- **SHORT TASK**:
State how many lines of the records below contain the string "page", treating uppercase and lowercase as different. Give only the number.

(Layout coordinate data)
::::

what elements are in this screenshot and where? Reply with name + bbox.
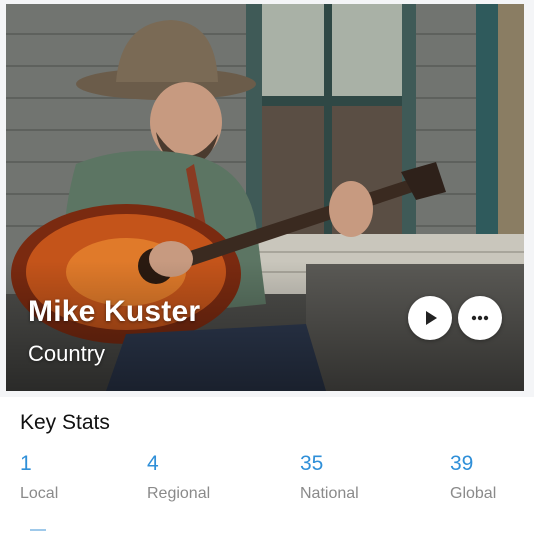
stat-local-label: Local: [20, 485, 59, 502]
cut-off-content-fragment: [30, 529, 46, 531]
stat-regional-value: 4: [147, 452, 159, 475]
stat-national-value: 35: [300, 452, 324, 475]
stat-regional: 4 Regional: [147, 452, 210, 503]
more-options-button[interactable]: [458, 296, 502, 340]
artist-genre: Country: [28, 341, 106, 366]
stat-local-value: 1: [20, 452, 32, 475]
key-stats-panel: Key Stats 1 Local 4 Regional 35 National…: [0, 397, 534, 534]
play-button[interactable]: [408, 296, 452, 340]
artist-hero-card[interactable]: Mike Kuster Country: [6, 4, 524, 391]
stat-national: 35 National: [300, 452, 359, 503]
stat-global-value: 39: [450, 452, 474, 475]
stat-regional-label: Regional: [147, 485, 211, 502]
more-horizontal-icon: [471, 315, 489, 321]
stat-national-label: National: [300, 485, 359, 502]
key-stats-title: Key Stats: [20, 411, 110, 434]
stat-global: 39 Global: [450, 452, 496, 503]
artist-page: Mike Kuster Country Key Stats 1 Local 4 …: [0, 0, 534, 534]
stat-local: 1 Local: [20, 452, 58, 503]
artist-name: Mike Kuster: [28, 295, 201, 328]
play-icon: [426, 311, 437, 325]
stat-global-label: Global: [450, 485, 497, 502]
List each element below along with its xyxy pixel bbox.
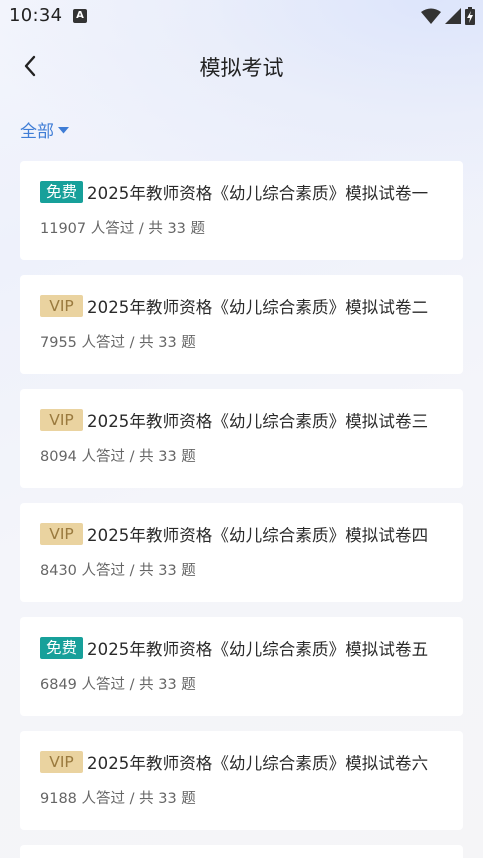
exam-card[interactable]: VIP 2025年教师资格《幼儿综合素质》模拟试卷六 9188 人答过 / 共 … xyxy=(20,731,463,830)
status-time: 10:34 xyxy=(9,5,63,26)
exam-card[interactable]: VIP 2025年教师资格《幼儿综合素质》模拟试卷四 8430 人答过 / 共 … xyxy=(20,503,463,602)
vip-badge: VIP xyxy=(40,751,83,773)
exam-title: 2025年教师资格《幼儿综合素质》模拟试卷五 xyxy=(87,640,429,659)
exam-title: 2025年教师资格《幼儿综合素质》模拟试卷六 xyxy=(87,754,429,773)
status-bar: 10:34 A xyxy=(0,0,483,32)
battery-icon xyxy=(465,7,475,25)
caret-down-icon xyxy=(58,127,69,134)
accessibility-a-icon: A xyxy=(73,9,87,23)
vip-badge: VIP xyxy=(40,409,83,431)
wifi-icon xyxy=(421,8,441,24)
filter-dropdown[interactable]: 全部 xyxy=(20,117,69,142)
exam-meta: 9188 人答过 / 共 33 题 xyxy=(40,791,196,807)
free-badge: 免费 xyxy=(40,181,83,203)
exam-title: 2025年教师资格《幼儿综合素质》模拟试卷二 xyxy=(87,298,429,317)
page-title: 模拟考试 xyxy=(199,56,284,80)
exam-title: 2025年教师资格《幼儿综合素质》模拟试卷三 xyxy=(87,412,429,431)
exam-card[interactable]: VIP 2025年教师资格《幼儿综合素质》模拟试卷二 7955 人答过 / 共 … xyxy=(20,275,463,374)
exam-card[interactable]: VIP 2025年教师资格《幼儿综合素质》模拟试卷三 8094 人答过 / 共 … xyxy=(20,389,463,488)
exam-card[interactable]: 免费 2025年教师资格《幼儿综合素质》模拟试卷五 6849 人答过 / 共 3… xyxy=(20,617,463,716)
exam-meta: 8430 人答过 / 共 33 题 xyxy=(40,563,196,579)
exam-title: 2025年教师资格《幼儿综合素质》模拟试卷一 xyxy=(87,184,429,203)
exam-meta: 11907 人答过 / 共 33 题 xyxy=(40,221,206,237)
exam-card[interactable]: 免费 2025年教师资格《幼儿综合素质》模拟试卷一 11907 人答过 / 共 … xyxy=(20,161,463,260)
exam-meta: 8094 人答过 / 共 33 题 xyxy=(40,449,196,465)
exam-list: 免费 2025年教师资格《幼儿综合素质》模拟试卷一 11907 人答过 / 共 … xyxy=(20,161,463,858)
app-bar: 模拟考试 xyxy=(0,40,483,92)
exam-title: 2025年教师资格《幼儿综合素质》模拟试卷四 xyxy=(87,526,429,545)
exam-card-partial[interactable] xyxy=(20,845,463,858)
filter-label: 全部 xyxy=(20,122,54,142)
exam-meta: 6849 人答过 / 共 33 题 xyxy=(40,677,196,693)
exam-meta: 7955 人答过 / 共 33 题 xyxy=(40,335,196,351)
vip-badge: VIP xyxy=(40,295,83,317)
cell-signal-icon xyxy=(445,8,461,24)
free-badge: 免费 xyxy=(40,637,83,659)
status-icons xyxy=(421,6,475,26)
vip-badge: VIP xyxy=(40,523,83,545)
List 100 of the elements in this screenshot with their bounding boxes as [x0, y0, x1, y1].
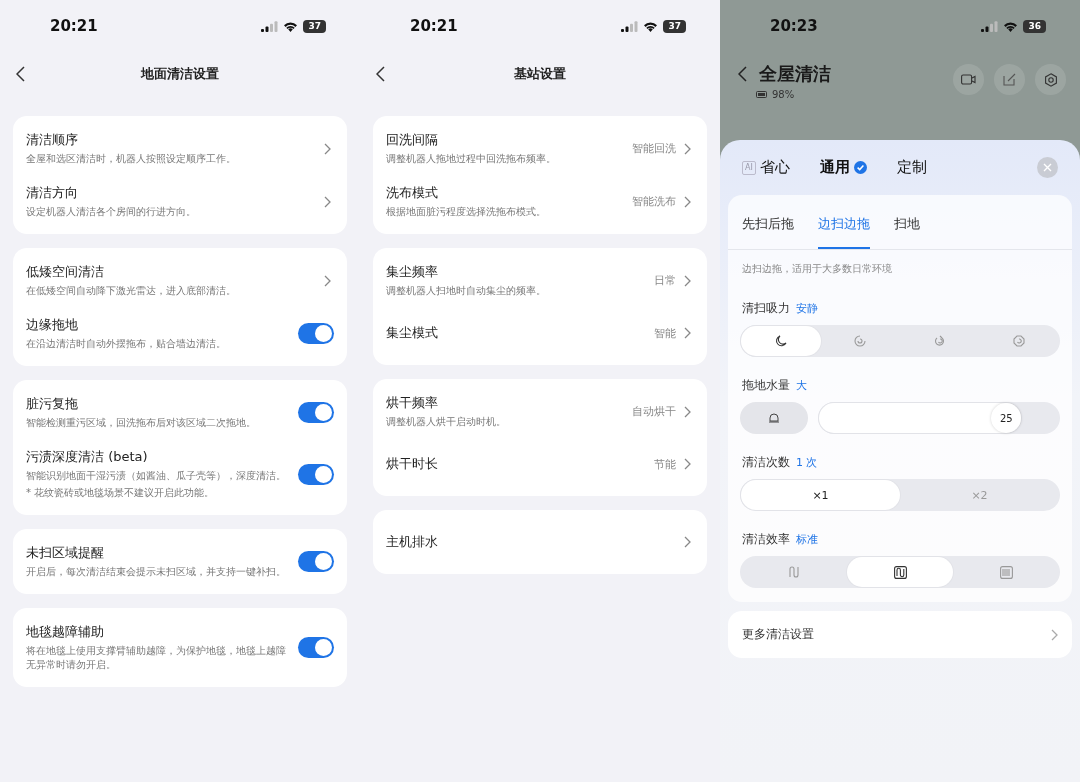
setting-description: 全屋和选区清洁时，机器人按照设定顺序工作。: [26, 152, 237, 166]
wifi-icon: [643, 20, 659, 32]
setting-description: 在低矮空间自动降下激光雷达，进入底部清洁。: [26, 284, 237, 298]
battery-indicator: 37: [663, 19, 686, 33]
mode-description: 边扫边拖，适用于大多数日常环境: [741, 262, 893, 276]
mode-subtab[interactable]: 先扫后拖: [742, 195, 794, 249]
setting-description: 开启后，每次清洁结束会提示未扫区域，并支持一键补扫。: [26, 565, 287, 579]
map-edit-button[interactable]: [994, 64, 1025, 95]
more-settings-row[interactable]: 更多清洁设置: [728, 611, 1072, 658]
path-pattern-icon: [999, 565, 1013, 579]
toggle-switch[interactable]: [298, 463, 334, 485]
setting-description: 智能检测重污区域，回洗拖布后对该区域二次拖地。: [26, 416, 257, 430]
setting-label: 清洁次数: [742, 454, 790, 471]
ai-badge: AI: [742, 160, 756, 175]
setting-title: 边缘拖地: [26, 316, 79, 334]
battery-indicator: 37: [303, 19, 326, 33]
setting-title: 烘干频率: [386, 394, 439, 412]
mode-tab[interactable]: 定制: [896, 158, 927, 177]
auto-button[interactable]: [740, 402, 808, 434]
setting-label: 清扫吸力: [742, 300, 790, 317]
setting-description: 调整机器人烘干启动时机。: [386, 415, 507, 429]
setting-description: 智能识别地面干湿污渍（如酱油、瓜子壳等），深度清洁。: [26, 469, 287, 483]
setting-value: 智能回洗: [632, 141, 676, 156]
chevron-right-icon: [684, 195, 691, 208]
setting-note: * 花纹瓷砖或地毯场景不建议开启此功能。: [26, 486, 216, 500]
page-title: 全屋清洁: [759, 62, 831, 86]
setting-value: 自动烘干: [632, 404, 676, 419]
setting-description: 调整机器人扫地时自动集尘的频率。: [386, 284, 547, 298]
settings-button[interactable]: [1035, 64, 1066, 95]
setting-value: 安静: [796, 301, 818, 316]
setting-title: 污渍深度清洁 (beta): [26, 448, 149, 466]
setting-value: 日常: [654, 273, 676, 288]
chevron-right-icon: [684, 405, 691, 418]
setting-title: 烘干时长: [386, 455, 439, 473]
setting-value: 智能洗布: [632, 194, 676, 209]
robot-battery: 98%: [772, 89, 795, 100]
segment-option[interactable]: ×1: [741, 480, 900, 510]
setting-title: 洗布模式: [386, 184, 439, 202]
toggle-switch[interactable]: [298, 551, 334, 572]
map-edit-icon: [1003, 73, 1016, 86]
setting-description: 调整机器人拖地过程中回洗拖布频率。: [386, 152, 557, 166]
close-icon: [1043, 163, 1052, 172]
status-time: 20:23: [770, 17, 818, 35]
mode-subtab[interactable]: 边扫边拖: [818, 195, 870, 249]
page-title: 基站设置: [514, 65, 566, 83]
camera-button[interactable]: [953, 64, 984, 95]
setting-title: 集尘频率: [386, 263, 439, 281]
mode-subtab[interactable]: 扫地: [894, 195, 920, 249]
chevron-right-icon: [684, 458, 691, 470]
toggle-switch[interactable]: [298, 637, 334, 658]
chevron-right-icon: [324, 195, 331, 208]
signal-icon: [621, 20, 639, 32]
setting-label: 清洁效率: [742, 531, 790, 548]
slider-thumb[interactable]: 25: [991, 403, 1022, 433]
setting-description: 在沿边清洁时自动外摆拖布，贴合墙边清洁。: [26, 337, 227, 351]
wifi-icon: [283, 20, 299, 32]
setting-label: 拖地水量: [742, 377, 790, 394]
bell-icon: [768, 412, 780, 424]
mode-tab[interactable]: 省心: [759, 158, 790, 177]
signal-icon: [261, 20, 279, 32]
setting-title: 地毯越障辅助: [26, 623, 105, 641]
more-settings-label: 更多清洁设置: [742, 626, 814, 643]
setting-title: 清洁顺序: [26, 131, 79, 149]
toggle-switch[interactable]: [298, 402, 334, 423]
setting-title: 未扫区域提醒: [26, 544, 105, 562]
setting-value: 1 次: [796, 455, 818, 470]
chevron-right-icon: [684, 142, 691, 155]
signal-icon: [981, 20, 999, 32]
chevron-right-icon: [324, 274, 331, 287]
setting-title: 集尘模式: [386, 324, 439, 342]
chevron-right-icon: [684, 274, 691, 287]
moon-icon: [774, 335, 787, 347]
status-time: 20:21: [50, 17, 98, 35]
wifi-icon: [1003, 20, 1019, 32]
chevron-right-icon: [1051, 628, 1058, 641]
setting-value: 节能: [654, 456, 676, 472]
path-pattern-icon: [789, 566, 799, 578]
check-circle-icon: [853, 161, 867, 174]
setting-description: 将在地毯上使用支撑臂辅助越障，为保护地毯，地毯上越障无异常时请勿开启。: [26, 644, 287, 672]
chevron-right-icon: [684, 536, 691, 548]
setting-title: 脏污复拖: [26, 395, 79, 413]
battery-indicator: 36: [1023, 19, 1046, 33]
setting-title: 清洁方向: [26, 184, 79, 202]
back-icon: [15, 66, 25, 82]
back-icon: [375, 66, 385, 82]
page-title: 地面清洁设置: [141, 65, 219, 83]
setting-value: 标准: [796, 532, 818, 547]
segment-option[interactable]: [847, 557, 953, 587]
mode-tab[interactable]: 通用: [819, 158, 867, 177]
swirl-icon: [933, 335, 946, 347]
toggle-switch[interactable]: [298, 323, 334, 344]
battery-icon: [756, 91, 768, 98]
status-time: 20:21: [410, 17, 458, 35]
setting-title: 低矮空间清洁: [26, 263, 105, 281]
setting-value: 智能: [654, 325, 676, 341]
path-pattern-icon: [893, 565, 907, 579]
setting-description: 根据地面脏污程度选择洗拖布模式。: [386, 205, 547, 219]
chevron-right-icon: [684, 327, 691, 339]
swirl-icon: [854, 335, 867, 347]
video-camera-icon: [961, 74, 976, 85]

::::

- **THE RESPONSE**:
5